Extracted records:

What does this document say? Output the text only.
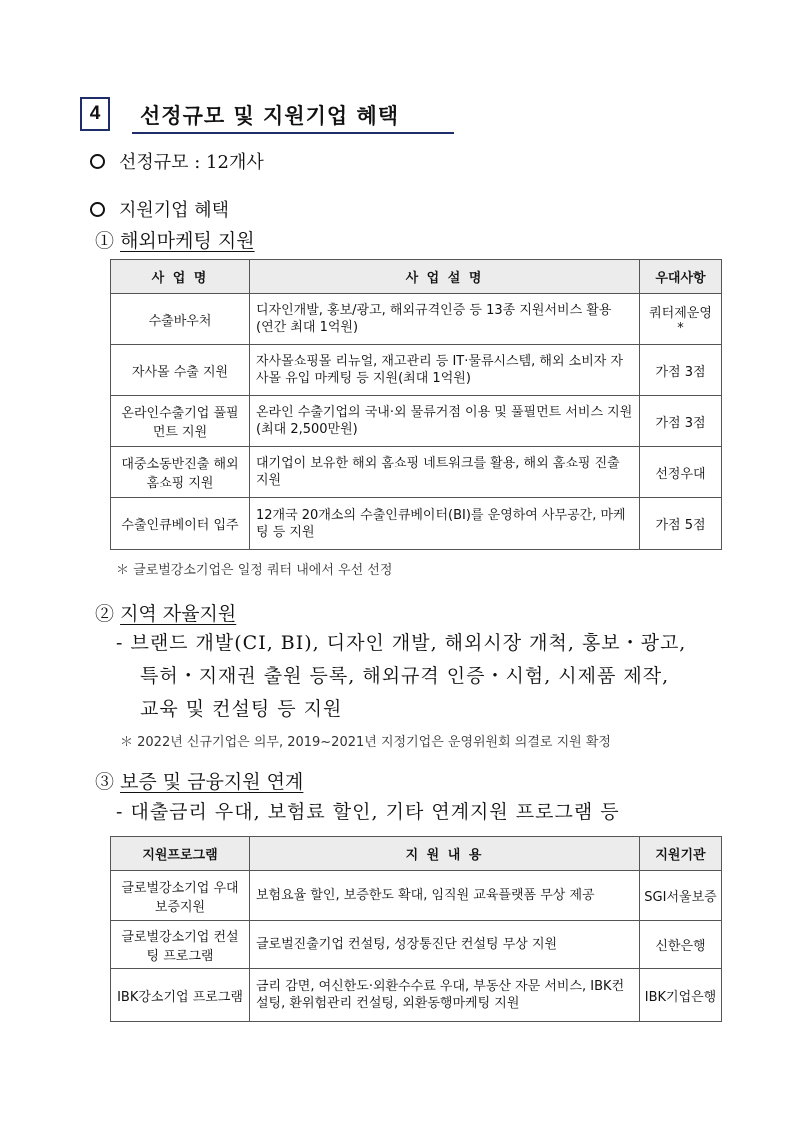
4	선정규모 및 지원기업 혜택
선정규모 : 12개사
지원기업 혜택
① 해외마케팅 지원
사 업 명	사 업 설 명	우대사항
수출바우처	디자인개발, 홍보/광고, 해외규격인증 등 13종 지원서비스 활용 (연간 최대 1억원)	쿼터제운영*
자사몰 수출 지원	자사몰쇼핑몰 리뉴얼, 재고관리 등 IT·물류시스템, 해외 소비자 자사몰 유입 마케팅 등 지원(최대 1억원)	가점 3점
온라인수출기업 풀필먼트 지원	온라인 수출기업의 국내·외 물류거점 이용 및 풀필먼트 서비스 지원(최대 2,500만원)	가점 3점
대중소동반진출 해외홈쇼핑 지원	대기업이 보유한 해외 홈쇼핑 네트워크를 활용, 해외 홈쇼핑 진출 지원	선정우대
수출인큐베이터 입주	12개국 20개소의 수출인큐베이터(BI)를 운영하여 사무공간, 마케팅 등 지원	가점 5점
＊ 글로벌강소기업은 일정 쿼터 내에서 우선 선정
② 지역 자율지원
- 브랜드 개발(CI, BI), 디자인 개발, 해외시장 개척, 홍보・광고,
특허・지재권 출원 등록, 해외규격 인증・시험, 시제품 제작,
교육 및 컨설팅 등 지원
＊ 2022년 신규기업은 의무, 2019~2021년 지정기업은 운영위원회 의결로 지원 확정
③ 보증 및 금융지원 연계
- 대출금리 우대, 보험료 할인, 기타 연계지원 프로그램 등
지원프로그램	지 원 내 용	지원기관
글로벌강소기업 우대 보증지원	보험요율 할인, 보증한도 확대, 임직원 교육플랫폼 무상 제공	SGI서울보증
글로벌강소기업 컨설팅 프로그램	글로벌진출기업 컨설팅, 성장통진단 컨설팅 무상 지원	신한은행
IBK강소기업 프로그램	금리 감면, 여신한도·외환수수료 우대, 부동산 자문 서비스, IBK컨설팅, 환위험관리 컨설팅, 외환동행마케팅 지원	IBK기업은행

THE EXERCISE: Give the entries again word for word, but skip the pictures.

SOLUTION FOR THIS EXERCISE:
What does this document say? Output the text only.
4	선정규모 및 지원기업 혜택
선정규모 : 12개사
지원기업 혜택
① 해외마케팅 지원
사 업 명	사 업 설 명	우대사항
수출바우처	디자인개발, 홍보/광고, 해외규격인증 등 13종 지원서비스 활용 (연간 최대 1억원)	쿼터제운영*
자사몰 수출 지원	자사몰쇼핑몰 리뉴얼, 재고관리 등 IT·물류시스템, 해외 소비자 자사몰 유입 마케팅 등 지원(최대 1억원)	가점 3점
온라인수출기업 풀필먼트 지원	온라인 수출기업의 국내·외 물류거점 이용 및 풀필먼트 서비스 지원(최대 2,500만원)	가점 3점
대중소동반진출 해외홈쇼핑 지원	대기업이 보유한 해외 홈쇼핑 네트워크를 활용, 해외 홈쇼핑 진출 지원	선정우대
수출인큐베이터 입주	12개국 20개소의 수출인큐베이터(BI)를 운영하여 사무공간, 마케팅 등 지원	가점 5점
＊ 글로벌강소기업은 일정 쿼터 내에서 우선 선정
② 지역 자율지원
- 브랜드 개발(CI, BI), 디자인 개발, 해외시장 개척, 홍보・광고,
특허・지재권 출원 등록, 해외규격 인증・시험, 시제품 제작,
교육 및 컨설팅 등 지원
＊ 2022년 신규기업은 의무, 2019~2021년 지정기업은 운영위원회 의결로 지원 확정
③ 보증 및 금융지원 연계
- 대출금리 우대, 보험료 할인, 기타 연계지원 프로그램 등
지원프로그램	지 원 내 용	지원기관
글로벌강소기업 우대 보증지원	보험요율 할인, 보증한도 확대, 임직원 교육플랫폼 무상 제공	SGI서울보증
글로벌강소기업 컨설팅 프로그램	글로벌진출기업 컨설팅, 성장통진단 컨설팅 무상 지원	신한은행
IBK강소기업 프로그램	금리 감면, 여신한도·외환수수료 우대, 부동산 자문 서비스, IBK컨설팅, 환위험관리 컨설팅, 외환동행마케팅 지원	IBK기업은행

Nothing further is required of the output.